• **EXERCISE**
Restate all of the data exactly.
- - - -
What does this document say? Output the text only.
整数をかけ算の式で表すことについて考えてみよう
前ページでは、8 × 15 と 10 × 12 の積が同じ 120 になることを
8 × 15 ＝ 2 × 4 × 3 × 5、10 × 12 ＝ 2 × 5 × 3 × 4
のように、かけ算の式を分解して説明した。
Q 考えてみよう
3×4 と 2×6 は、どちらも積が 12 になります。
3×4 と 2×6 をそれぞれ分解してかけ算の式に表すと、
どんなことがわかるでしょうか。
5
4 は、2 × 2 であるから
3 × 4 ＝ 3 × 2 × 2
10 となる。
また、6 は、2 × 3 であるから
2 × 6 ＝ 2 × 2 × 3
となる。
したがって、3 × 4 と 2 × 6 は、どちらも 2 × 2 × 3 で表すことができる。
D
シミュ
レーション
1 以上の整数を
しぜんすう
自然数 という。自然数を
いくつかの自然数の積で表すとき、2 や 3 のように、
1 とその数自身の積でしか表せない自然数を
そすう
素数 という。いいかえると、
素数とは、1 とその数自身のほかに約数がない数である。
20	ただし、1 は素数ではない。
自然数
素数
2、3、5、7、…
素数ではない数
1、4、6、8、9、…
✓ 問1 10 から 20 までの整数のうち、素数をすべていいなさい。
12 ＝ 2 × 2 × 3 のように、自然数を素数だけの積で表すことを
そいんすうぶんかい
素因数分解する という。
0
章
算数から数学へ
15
- - - -
• **FINISHED ANSWER**
What does this document say? Output the text only.
整数をかけ算の式で表すことについて考えてみよう
前ページでは、8 × 15 と 10 × 12 の積が同じ 120 になることを
8 × 15 ＝ 2 × 4 × 3 × 5、10 × 12 ＝ 2 × 5 × 3 × 4
のように、かけ算の式を分解して説明した。
Q 考えてみよう
3×4 と 2×6 は、どちらも積が 12 になります。
3×4 と 2×6 をそれぞれ分解してかけ算の式に表すと、
どんなことがわかるでしょうか。
5
4 は、2 × 2 であるから
3 × 4 ＝ 3 × 2 × 2
10 となる。
また、6 は、2 × 3 であるから
2 × 6 ＝ 2 × 2 × 3
となる。
したがって、3 × 4 と 2 × 6 は、どちらも 2 × 2 × 3 で表すことができる。
D
シミュ
レーション
1 以上の整数を
しぜんすう
自然数 という。自然数を
いくつかの自然数の積で表すとき、2 や 3 のように、
1 とその数自身の積でしか表せない自然数を
そすう
素数 という。いいかえると、
素数とは、1 とその数自身のほかに約数がない数である。
20	ただし、1 は素数ではない。
自然数
素数
2、3、5、7、…
素数ではない数
1、4、6、8、9、…
✓ 問1 10 から 20 までの整数のうち、素数をすべていいなさい。
12 ＝ 2 × 2 × 3 のように、自然数を素数だけの積で表すことを
そいんすうぶんかい
素因数分解する という。
0
章
算数から数学へ
15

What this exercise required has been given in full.